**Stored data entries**
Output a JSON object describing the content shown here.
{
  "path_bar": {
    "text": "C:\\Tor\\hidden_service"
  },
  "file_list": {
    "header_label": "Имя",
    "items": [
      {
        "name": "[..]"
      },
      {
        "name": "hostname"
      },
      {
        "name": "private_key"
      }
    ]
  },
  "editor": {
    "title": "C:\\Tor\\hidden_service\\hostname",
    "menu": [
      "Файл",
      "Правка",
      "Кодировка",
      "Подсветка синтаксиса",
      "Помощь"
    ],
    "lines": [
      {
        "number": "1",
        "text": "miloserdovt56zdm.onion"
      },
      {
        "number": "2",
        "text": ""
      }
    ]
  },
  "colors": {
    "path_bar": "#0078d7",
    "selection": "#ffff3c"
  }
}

**THE TASK**
Write down the full listing again, exactly.

**RESULT BELOW**
Output a JSON object describing the content shown here.
{
  "path_bar": {
    "text": "C:\\Tor\\hidden_service"
  },
  "file_list": {
    "header_label": "Имя",
    "items": [
      {
        "name": "[..]"
      },
      {
        "name": "hostname"
      },
      {
        "name": "private_key"
      }
    ]
  },
  "editor": {
    "title": "C:\\Tor\\hidden_service\\hostname",
    "menu": [
      "Файл",
      "Правка",
      "Кодировка",
      "Подсветка синтаксиса",
      "Помощь"
    ],
    "lines": [
      {
        "number": "1",
        "text": "miloserdovt56zdm.onion"
      },
      {
        "number": "2",
        "text": ""
      }
    ]
  },
  "colors": {
    "path_bar": "#0078d7",
    "selection": "#ffff3c"
  }
}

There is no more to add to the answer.